Drop the images; return everything else in the listing below exactly.
## Start
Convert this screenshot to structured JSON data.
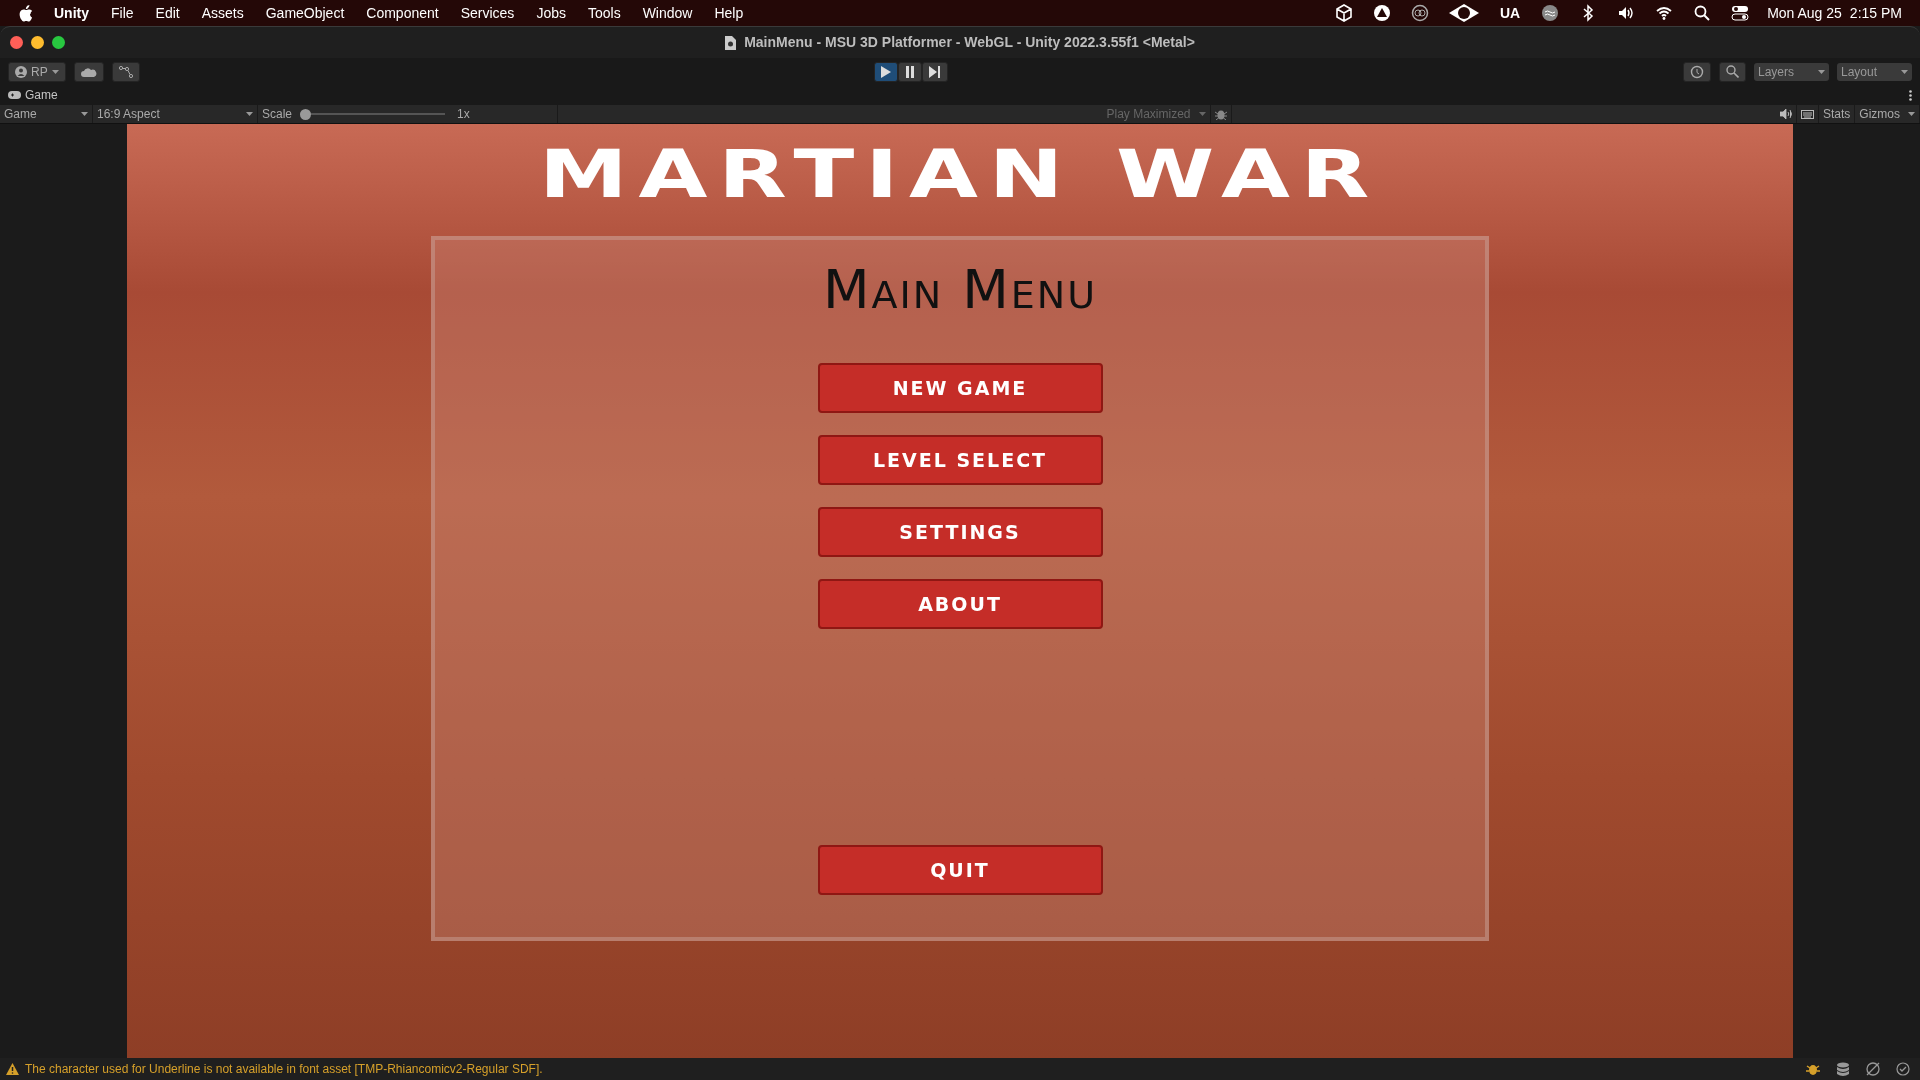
{
  "menu_bar": {
    "app": "Unity",
    "items": [
      "File",
      "Edit",
      "Assets",
      "GameObject",
      "Component",
      "Services",
      "Jobs",
      "Tools",
      "Window",
      "Help"
    ],
    "status_text": "UA",
    "date": "Mon Aug 25",
    "time": "2:15 PM"
  },
  "window": {
    "title": "MainMenu - MSU 3D Platformer - WebGL - Unity 2022.3.55f1 <Metal>"
  },
  "toolbar": {
    "account": "RP",
    "playing": true,
    "layers": "Layers",
    "layout": "Layout"
  },
  "game_tab": {
    "label": "Game"
  },
  "game_toolbar": {
    "display": "Game",
    "aspect": "16:9 Aspect",
    "scale_label": "Scale",
    "scale": {
      "level": 0
    },
    "scale_reading": "1x",
    "play_mode": "Play Maximized",
    "stats": "Stats",
    "gizmos": "Gizmos"
  },
  "game": {
    "title": "MARTIAN WAR",
    "heading": "Main Menu",
    "buttons": [
      {
        "label": "NEW GAME",
        "kind": "menu"
      },
      {
        "label": "LEVEL SELECT",
        "kind": "menu"
      },
      {
        "label": "SETTINGS",
        "kind": "menu"
      },
      {
        "label": "ABOUT",
        "kind": "menu"
      },
      {
        "label": "QUIT",
        "kind": "quit"
      }
    ]
  },
  "status_bar": {
    "message": "The character used for Underline is not available in font asset [TMP-Rhiancomicv2-Regular SDF]."
  }
}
## End
TASK SOLUTION.
Convert this screenshot to structured JSON data.
{
  "menu_bar": {
    "app": "Unity",
    "items": [
      "File",
      "Edit",
      "Assets",
      "GameObject",
      "Component",
      "Services",
      "Jobs",
      "Tools",
      "Window",
      "Help"
    ],
    "status_text": "UA",
    "date": "Mon Aug 25",
    "time": "2:15 PM"
  },
  "window": {
    "title": "MainMenu - MSU 3D Platformer - WebGL - Unity 2022.3.55f1 <Metal>"
  },
  "toolbar": {
    "account": "RP",
    "playing": true,
    "layers": "Layers",
    "layout": "Layout"
  },
  "game_tab": {
    "label": "Game"
  },
  "game_toolbar": {
    "display": "Game",
    "aspect": "16:9 Aspect",
    "scale_label": "Scale",
    "scale": {
      "level": 0
    },
    "scale_reading": "1x",
    "play_mode": "Play Maximized",
    "stats": "Stats",
    "gizmos": "Gizmos"
  },
  "game": {
    "title": "MARTIAN WAR",
    "heading": "Main Menu",
    "buttons": [
      {
        "label": "NEW GAME",
        "kind": "menu"
      },
      {
        "label": "LEVEL SELECT",
        "kind": "menu"
      },
      {
        "label": "SETTINGS",
        "kind": "menu"
      },
      {
        "label": "ABOUT",
        "kind": "menu"
      },
      {
        "label": "QUIT",
        "kind": "quit"
      }
    ]
  },
  "status_bar": {
    "message": "The character used for Underline is not available in font asset [TMP-Rhiancomicv2-Regular SDF]."
  }
}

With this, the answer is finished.